◆ **PROBLEM REQUIREMENTS**:
Only the number is wanted: how many lines in the data contain "name"?
-- start of ENTRIES PROVIDED --
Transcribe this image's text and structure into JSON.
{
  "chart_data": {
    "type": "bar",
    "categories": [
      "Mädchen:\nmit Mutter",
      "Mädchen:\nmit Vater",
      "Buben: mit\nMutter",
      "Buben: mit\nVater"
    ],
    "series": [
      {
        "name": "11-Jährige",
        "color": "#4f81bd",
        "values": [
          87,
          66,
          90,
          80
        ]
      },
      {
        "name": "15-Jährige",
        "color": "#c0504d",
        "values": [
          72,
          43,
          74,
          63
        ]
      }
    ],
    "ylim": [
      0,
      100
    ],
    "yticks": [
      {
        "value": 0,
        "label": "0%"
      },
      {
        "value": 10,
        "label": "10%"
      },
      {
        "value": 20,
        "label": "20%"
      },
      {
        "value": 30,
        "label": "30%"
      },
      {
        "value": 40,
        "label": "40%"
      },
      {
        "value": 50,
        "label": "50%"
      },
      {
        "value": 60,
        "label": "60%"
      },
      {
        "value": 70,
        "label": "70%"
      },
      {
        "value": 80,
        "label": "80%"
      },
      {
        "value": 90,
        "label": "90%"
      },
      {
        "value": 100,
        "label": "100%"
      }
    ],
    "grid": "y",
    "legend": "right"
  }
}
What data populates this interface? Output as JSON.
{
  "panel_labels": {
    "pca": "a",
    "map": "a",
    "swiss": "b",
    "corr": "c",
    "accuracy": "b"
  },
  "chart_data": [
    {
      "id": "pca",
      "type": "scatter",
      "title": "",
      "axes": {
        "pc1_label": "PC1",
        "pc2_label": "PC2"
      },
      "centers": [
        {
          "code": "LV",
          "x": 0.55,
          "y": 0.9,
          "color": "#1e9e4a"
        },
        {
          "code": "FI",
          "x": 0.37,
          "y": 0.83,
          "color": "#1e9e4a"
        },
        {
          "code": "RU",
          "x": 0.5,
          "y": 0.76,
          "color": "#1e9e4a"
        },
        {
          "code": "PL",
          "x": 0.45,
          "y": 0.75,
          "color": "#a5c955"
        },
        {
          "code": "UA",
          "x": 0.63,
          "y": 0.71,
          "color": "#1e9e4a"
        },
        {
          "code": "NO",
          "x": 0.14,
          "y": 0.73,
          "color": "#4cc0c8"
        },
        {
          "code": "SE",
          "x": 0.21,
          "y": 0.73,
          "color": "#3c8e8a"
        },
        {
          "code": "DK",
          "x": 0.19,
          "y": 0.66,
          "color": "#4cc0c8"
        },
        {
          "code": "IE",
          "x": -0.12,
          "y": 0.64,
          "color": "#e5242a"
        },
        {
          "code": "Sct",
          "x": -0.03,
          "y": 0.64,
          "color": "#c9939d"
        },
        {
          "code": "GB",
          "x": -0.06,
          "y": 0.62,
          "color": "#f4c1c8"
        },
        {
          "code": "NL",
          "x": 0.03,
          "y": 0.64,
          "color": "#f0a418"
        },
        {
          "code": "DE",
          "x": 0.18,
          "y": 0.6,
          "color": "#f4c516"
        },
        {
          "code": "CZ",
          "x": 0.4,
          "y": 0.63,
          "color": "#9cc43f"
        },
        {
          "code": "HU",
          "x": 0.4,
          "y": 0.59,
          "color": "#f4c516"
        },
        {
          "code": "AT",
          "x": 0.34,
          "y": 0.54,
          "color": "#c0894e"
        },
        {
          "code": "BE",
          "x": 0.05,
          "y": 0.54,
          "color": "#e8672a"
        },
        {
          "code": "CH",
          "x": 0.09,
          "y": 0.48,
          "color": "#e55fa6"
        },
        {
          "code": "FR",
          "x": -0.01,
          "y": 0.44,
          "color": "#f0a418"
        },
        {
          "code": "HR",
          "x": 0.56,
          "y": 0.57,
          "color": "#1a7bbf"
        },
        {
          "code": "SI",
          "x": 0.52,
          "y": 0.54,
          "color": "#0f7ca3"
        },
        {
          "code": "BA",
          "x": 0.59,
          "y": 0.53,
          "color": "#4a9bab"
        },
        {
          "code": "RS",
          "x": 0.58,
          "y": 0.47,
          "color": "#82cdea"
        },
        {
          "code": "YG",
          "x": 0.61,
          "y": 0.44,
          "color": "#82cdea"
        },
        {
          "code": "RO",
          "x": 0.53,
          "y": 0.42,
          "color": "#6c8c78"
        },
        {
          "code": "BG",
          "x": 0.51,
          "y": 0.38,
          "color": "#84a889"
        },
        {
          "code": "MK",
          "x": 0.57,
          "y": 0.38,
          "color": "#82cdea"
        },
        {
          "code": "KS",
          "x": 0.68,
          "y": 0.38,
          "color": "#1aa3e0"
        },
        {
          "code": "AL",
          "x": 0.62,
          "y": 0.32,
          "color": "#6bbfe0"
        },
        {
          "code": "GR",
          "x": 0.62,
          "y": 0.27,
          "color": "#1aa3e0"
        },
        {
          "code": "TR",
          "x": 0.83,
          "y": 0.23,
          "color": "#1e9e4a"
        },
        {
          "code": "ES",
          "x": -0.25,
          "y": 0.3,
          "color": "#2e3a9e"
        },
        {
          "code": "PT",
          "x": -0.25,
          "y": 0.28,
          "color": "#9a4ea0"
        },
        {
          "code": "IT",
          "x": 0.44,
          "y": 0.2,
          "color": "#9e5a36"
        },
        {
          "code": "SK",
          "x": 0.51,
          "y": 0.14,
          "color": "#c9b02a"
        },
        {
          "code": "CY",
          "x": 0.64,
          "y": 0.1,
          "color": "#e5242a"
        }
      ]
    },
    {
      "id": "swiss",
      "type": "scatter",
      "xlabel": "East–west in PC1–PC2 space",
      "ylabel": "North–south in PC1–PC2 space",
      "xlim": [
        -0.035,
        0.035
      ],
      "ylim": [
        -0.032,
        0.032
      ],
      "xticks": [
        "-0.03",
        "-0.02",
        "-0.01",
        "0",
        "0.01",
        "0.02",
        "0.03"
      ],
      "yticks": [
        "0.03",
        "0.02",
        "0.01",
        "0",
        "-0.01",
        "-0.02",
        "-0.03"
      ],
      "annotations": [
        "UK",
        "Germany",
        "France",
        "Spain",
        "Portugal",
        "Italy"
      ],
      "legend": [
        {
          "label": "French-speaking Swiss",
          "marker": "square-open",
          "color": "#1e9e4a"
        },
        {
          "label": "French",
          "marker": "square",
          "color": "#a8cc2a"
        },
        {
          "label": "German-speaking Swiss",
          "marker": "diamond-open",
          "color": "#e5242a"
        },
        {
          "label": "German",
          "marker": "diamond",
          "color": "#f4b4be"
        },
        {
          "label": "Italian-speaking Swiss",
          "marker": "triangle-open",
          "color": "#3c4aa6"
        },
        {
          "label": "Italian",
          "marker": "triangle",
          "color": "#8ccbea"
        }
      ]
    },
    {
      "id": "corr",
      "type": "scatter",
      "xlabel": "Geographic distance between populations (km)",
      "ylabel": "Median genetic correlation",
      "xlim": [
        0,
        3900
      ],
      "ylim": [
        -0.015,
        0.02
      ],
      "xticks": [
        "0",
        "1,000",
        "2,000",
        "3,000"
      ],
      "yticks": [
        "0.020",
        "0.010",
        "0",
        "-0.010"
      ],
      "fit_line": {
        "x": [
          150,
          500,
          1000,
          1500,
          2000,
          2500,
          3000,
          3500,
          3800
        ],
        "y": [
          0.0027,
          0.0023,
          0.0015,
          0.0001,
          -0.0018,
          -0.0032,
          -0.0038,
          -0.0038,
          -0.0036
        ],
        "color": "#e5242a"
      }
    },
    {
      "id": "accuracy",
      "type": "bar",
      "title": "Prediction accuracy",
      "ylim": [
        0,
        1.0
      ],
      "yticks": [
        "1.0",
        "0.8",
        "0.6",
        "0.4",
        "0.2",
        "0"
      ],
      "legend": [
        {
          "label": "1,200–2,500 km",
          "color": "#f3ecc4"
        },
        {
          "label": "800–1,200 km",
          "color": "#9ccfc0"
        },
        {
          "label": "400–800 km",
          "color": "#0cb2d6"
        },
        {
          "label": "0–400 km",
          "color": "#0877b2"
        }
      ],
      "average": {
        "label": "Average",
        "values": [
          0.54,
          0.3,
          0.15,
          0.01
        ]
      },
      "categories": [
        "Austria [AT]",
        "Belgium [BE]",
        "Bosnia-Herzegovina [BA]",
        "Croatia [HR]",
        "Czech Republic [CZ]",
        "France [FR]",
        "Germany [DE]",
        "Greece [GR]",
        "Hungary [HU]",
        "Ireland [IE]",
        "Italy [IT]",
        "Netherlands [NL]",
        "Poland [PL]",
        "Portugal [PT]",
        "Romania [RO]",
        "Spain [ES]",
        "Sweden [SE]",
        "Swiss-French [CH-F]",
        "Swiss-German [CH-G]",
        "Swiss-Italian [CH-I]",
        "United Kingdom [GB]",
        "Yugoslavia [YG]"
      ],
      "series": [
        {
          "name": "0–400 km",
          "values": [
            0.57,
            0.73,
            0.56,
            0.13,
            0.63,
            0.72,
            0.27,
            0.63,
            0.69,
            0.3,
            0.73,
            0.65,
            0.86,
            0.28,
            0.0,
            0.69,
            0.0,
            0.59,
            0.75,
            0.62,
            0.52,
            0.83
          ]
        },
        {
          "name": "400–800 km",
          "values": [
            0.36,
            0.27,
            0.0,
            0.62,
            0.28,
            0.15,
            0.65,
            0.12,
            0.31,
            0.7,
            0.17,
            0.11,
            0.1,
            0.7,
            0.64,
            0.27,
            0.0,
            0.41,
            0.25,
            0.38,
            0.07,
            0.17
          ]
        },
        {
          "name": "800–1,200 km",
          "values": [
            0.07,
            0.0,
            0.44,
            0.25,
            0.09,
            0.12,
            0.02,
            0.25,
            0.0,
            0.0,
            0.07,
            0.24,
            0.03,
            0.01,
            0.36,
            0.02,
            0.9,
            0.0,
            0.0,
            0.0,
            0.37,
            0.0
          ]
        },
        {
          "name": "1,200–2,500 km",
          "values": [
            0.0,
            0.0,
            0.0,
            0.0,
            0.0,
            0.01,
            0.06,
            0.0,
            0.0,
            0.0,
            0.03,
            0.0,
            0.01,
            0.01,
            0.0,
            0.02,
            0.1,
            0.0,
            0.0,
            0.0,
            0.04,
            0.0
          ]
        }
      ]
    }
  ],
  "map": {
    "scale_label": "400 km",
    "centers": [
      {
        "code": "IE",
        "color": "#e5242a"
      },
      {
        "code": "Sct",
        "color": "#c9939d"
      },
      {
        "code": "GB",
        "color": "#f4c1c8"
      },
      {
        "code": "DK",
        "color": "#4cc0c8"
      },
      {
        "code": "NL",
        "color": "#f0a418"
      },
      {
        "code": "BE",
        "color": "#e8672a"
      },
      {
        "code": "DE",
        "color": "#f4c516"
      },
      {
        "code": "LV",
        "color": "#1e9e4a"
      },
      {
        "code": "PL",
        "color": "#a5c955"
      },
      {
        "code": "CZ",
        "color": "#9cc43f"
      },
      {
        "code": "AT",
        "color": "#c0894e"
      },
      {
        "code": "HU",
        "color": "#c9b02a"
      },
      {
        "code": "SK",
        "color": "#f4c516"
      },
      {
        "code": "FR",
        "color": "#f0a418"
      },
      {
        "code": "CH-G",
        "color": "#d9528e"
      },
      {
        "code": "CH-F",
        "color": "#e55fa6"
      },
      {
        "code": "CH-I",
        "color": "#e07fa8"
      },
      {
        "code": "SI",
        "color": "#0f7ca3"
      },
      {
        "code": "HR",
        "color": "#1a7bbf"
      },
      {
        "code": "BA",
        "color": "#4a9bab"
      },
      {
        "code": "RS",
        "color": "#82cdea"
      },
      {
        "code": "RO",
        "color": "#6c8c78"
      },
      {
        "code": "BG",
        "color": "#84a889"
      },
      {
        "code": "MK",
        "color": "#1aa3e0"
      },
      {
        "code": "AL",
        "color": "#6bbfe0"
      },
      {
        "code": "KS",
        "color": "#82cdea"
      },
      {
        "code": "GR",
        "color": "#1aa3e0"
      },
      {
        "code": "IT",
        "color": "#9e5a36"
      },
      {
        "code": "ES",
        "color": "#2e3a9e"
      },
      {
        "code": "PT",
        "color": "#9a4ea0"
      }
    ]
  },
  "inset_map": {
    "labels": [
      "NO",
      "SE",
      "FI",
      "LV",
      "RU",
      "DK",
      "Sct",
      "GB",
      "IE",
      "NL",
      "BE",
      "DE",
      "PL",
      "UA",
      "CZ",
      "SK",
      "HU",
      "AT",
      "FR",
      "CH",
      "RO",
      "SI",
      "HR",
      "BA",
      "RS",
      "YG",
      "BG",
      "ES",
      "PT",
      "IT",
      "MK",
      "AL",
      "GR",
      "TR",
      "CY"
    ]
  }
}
-- end of ENTRIES PROVIDED --
◆ **THE SOLUTION**:
6